GOAL: Quote the stretch of the records from the line containing "menu-item-restore[interactable]: 恢复(V) <box>10" through the line containing "snapshot-icon[interactable] <box>250 36", both included, character for character.

— START DATA PROVIDED —

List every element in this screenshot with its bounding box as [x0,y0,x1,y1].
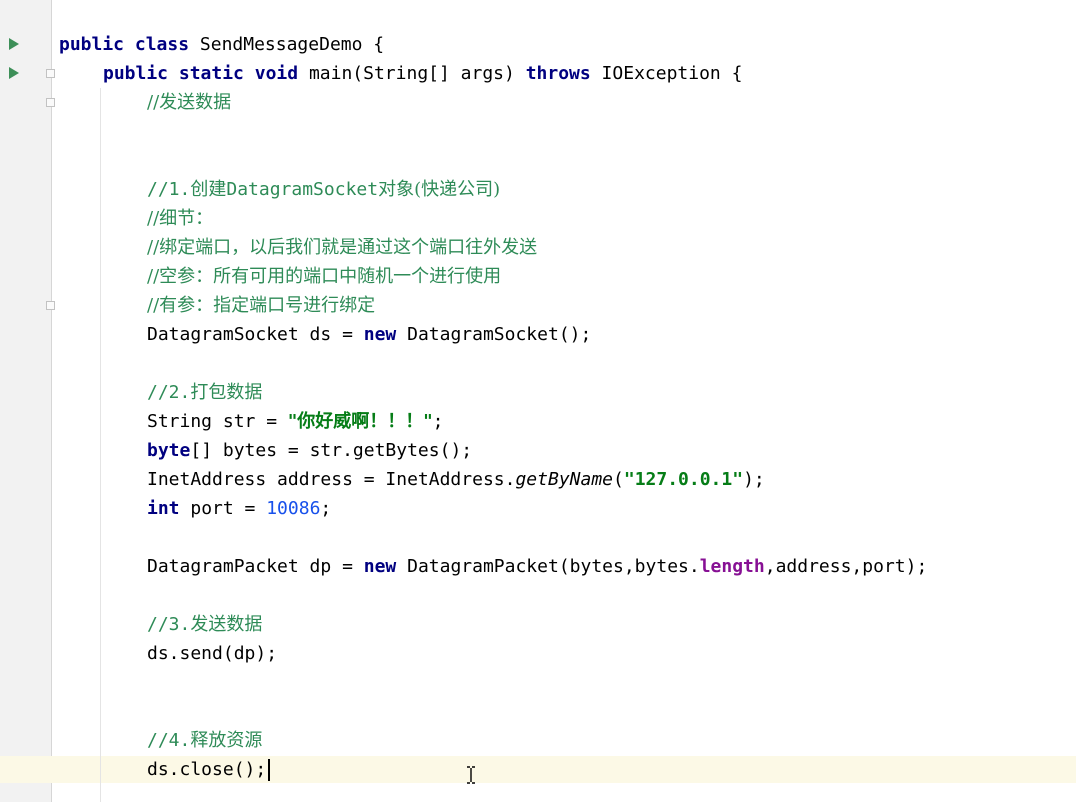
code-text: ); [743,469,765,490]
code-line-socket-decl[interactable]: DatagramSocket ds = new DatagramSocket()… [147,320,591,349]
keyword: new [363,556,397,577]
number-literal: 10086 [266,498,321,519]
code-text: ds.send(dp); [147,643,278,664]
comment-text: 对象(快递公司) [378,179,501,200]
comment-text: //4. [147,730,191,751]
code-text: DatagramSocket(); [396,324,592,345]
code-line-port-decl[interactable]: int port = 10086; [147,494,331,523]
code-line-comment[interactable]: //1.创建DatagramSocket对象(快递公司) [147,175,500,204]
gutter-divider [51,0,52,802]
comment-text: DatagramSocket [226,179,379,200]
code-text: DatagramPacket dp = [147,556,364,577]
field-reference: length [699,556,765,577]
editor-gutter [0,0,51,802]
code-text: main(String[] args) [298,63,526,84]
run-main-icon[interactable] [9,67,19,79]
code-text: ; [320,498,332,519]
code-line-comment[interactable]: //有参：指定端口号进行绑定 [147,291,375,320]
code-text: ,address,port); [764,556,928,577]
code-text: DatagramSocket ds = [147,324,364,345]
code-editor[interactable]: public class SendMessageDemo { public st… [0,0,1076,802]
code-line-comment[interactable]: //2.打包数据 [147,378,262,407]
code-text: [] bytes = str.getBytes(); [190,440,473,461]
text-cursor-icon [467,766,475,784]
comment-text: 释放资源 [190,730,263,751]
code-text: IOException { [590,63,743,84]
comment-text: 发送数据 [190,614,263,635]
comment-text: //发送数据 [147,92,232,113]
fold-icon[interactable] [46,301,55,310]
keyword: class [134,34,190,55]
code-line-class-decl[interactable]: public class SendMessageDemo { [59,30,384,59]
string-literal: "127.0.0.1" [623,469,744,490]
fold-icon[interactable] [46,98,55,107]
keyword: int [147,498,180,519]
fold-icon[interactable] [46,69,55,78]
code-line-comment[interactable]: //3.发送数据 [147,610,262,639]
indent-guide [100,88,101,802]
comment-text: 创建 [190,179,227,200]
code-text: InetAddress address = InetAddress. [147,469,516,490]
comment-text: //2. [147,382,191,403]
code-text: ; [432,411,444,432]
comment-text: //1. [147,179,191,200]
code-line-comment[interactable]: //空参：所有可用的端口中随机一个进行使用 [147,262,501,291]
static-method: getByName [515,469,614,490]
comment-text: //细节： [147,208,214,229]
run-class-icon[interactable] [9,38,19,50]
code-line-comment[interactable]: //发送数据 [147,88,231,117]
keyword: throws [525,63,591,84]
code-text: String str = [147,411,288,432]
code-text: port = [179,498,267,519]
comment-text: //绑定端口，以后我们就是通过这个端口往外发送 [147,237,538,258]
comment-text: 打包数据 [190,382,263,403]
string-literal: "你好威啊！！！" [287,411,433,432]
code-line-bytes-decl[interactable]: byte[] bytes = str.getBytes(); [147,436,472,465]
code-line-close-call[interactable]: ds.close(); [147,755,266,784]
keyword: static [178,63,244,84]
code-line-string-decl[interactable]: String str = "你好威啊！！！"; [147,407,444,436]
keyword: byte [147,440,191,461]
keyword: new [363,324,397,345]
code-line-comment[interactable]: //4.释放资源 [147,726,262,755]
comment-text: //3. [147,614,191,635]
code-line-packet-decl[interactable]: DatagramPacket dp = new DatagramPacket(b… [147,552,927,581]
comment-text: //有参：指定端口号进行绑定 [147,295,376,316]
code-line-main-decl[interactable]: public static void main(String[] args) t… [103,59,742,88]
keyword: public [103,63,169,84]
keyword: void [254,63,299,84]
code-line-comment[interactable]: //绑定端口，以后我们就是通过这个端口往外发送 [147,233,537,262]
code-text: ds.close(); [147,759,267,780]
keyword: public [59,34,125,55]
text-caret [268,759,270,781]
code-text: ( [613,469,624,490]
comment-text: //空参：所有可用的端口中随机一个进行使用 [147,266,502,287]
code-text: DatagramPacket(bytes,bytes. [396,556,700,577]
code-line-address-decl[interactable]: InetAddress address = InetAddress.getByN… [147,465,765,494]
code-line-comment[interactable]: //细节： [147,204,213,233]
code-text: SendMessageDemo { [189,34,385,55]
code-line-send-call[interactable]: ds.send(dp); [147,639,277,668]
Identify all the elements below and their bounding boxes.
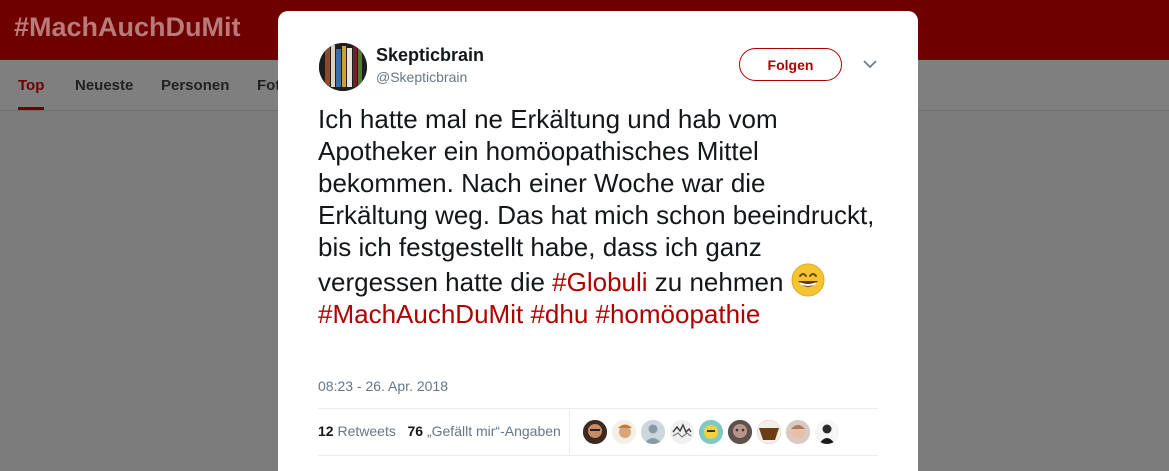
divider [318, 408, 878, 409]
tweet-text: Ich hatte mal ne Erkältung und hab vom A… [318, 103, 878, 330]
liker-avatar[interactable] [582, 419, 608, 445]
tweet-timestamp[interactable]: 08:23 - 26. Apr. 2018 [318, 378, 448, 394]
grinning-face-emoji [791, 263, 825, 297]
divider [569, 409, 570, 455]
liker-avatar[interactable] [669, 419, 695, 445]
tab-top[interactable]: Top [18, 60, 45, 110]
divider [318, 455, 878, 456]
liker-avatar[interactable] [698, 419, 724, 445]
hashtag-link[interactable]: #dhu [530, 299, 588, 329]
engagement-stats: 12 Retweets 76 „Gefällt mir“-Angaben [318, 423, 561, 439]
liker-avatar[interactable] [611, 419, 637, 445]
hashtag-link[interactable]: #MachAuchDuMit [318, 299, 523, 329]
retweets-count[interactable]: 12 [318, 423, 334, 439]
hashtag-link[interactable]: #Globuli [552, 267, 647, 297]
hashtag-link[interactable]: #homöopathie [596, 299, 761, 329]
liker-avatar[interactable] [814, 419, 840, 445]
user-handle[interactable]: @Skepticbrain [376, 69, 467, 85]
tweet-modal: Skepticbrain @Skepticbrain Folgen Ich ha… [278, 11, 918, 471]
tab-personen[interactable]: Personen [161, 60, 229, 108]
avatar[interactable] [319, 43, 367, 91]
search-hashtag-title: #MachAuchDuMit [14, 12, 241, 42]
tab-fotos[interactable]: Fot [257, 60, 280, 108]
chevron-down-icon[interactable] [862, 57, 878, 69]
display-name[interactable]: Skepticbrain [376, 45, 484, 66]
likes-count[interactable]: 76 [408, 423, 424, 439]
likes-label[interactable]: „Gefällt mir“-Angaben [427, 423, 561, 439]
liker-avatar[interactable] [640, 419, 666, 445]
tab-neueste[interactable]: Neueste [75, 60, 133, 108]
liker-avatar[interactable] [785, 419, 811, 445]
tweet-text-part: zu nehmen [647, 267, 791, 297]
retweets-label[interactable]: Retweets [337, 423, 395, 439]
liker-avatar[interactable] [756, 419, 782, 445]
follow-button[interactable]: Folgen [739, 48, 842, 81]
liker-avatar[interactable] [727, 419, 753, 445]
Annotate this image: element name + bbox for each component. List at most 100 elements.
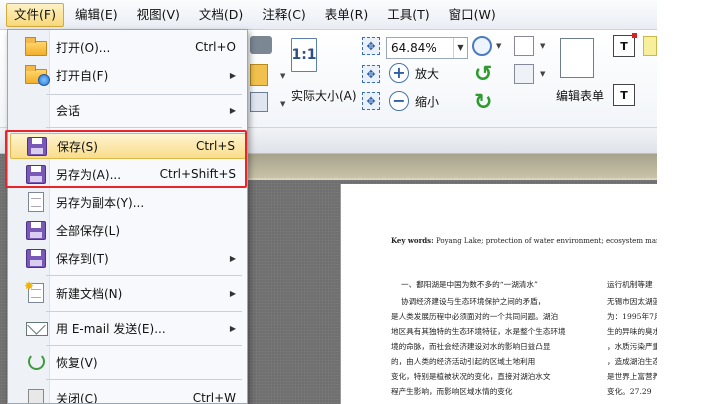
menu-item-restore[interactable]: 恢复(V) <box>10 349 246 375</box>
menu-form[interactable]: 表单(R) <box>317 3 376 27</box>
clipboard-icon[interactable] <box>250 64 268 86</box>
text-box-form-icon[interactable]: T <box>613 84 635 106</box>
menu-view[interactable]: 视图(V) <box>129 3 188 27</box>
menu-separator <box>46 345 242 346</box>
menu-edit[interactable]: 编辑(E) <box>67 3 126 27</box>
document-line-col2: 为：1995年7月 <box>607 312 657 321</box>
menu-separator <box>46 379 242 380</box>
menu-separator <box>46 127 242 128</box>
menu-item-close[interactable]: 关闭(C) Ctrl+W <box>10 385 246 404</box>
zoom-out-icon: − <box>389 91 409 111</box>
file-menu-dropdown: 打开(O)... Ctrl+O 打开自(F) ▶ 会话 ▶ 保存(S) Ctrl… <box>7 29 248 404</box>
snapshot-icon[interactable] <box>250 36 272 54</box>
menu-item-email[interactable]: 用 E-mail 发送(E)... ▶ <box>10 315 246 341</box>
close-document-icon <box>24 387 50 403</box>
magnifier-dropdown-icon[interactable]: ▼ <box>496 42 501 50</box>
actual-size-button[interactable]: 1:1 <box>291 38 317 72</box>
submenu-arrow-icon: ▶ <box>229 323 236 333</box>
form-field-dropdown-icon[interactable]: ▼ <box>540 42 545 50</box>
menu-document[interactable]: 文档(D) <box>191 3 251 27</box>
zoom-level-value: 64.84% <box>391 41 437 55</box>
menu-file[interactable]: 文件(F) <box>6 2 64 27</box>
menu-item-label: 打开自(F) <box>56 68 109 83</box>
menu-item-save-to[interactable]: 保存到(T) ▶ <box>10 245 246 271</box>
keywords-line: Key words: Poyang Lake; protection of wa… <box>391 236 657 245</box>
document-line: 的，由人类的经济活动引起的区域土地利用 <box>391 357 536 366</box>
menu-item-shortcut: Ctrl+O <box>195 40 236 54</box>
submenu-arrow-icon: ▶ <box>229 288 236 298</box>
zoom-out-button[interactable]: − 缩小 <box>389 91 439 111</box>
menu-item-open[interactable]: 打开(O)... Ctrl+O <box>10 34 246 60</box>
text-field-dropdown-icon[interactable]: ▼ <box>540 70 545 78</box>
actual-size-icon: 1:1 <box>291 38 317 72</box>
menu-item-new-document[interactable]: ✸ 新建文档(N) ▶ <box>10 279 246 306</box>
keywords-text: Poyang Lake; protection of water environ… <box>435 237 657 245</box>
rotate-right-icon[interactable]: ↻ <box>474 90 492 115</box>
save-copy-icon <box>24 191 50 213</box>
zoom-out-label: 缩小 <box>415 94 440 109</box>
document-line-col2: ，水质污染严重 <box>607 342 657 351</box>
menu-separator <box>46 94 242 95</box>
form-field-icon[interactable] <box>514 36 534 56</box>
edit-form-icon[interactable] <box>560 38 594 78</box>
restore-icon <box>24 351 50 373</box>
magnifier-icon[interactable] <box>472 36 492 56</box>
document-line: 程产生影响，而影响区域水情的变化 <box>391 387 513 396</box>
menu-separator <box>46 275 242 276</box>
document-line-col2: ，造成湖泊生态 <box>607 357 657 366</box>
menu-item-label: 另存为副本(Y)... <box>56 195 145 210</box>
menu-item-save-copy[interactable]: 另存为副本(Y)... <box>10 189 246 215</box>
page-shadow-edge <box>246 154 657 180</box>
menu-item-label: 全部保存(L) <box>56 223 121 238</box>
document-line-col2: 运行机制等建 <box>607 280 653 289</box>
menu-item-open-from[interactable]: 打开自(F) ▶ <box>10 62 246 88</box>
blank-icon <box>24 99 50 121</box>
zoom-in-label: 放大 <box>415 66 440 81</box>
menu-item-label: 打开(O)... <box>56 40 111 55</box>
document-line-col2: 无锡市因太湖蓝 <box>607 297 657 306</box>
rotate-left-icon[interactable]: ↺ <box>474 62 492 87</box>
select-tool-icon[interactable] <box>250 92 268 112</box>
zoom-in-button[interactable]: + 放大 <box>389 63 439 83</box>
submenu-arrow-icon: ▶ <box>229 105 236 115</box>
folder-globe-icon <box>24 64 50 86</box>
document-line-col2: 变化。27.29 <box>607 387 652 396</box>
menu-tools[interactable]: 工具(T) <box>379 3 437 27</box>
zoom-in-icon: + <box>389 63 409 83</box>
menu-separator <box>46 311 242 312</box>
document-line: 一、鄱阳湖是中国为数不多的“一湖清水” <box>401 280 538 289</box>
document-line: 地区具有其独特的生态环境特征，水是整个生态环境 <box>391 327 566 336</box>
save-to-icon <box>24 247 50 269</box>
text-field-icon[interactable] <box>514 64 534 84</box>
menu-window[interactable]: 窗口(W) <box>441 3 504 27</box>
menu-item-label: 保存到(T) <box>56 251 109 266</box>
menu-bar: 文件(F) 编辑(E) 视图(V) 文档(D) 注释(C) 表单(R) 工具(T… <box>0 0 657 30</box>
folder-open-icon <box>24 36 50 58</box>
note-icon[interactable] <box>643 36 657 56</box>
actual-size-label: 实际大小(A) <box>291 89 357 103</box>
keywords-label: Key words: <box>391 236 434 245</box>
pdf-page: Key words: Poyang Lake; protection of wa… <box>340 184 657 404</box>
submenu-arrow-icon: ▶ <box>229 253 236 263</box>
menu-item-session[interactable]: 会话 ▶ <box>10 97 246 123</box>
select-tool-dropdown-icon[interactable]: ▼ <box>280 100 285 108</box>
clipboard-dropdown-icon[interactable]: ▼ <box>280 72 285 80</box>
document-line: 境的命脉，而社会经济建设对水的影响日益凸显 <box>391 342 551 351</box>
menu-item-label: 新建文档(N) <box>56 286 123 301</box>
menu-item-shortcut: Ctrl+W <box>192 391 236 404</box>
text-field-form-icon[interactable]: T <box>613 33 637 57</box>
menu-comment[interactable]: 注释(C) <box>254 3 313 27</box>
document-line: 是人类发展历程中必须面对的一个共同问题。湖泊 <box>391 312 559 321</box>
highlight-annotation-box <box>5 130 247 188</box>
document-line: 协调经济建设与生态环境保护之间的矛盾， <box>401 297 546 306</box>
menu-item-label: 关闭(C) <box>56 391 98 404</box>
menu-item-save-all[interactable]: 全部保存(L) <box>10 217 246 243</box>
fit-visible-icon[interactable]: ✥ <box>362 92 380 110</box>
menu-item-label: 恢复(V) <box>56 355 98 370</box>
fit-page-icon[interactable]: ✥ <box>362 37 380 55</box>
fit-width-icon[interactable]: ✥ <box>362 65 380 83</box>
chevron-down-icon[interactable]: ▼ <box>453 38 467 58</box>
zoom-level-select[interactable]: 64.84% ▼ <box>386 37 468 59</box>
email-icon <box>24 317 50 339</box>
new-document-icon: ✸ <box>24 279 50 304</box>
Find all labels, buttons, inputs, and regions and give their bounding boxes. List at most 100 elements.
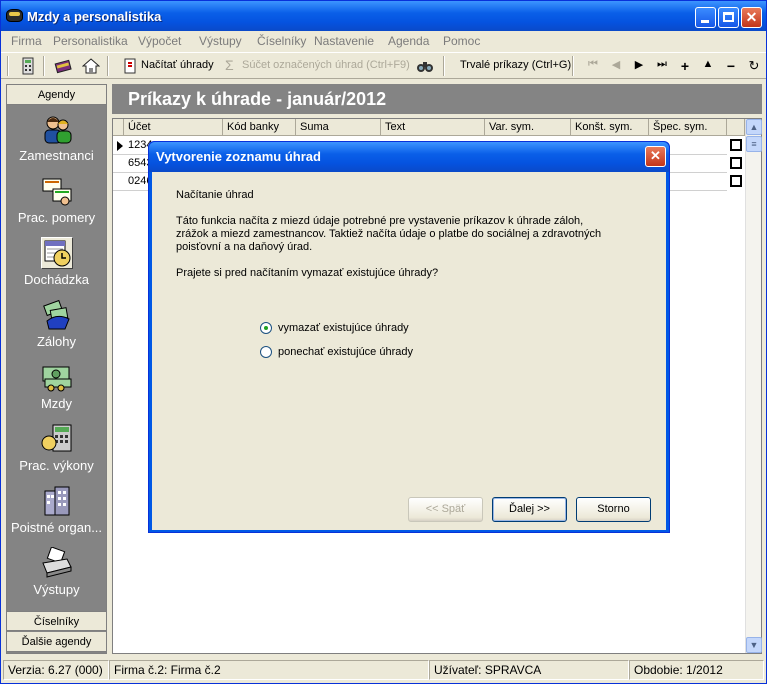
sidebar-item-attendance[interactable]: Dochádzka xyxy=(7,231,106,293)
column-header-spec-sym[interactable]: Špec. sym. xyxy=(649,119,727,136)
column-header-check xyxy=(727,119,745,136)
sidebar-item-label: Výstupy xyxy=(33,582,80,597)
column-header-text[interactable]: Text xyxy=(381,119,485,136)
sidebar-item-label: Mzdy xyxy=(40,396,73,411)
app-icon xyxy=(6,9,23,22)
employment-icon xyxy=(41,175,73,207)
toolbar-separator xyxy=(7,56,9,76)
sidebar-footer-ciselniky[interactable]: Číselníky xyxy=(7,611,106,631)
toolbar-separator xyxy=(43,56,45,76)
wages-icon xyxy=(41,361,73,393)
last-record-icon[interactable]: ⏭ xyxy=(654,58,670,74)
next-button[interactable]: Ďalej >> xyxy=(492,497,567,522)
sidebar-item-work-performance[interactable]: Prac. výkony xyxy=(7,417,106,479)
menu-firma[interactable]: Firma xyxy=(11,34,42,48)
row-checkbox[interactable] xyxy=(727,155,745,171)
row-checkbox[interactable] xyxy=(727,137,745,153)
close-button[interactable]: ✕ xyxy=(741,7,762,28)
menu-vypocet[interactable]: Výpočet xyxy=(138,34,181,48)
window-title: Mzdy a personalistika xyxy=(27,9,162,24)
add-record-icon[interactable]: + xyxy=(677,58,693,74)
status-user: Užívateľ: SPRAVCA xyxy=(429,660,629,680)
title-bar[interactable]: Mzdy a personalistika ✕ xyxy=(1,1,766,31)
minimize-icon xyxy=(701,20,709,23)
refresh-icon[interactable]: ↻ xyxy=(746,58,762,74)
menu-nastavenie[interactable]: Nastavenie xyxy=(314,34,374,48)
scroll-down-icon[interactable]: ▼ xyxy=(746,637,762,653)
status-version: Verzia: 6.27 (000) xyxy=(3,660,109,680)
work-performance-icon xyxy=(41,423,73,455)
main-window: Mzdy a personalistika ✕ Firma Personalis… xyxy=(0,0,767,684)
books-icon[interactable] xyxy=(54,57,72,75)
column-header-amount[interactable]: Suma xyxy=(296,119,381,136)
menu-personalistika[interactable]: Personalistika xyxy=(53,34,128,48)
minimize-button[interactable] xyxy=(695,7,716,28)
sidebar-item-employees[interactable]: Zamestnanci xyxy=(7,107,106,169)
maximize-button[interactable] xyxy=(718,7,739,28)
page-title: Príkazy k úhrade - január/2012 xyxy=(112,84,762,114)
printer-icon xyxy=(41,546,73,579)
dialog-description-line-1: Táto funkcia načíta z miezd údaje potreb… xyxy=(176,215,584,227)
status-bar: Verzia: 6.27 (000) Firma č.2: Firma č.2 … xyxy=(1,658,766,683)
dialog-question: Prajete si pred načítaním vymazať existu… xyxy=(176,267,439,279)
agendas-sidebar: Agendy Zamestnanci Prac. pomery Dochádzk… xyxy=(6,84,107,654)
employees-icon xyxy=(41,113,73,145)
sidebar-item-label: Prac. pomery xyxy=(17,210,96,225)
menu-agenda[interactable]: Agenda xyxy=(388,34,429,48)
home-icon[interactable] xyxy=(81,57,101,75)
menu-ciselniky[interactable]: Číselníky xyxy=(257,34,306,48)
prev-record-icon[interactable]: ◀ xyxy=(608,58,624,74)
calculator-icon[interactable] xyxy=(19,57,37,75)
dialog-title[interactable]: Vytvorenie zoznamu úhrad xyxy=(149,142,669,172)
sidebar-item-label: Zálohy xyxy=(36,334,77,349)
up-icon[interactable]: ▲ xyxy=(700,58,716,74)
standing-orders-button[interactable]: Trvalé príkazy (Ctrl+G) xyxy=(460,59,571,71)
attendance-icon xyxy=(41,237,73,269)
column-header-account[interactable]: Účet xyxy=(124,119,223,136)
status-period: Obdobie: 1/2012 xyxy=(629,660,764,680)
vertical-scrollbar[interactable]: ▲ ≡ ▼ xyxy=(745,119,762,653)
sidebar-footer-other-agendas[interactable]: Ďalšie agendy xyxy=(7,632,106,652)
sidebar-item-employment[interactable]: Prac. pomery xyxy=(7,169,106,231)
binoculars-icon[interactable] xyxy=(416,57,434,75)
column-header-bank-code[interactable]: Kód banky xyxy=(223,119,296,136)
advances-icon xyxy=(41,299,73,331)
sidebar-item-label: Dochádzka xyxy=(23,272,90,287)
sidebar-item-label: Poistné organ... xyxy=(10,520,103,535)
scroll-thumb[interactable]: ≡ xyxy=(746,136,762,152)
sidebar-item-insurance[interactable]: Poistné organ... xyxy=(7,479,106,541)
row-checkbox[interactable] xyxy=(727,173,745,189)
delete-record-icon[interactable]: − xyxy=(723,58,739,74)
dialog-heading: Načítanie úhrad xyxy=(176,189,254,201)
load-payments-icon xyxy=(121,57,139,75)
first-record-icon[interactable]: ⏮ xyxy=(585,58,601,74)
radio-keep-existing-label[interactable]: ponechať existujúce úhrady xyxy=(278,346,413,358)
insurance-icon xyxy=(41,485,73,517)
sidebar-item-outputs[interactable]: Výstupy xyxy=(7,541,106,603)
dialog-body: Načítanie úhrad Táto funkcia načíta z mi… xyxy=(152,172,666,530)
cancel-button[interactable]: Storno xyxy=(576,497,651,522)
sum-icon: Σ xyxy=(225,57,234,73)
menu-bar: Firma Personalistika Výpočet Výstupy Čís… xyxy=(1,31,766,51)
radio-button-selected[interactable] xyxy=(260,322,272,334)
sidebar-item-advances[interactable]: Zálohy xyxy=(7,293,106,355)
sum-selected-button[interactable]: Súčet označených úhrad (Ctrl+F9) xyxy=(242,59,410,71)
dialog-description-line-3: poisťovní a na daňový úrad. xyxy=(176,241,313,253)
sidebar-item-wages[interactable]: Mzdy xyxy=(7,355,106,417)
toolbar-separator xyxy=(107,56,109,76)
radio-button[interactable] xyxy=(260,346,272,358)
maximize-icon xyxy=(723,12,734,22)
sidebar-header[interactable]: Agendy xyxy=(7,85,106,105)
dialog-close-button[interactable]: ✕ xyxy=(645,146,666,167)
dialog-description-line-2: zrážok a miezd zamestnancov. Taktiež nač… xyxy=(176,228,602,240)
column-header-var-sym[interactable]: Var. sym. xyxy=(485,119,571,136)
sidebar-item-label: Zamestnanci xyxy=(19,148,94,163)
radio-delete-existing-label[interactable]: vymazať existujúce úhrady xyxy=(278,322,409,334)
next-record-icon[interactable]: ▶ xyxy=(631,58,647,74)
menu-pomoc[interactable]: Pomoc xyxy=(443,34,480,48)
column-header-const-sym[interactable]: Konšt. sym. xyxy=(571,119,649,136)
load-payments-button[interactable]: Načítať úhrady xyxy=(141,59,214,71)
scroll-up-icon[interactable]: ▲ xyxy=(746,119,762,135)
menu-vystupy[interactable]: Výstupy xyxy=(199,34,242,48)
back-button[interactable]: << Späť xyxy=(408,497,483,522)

— END DATA PROVIDED —

OUTPUT FOR THIS EXERCISE:
menu-item-restore[interactable]: 恢复(V) <box>10 349 246 375</box>
menu-form[interactable]: 表单(R) <box>317 3 376 27</box>
clipboard-icon[interactable] <box>250 64 268 86</box>
text-box-form-icon[interactable]: T <box>613 84 635 106</box>
menu-view[interactable]: 视图(V) <box>129 3 188 27</box>
menu-separator <box>46 345 242 346</box>
menu-edit[interactable]: 编辑(E) <box>67 3 126 27</box>
document-line-col2: 为：1995年7月 <box>607 312 657 321</box>
menu-separator <box>46 379 242 380</box>
menu-separator <box>46 127 242 128</box>
menu-item-close[interactable]: 关闭(C) Ctrl+W <box>10 385 246 404</box>
zoom-out-icon: − <box>389 91 409 111</box>
file-menu-dropdown: 打开(O)... Ctrl+O 打开自(F) ▶ 会话 ▶ 保存(S) Ctrl… <box>7 29 248 404</box>
snapshot-icon[interactable] <box>250 36 272 54</box>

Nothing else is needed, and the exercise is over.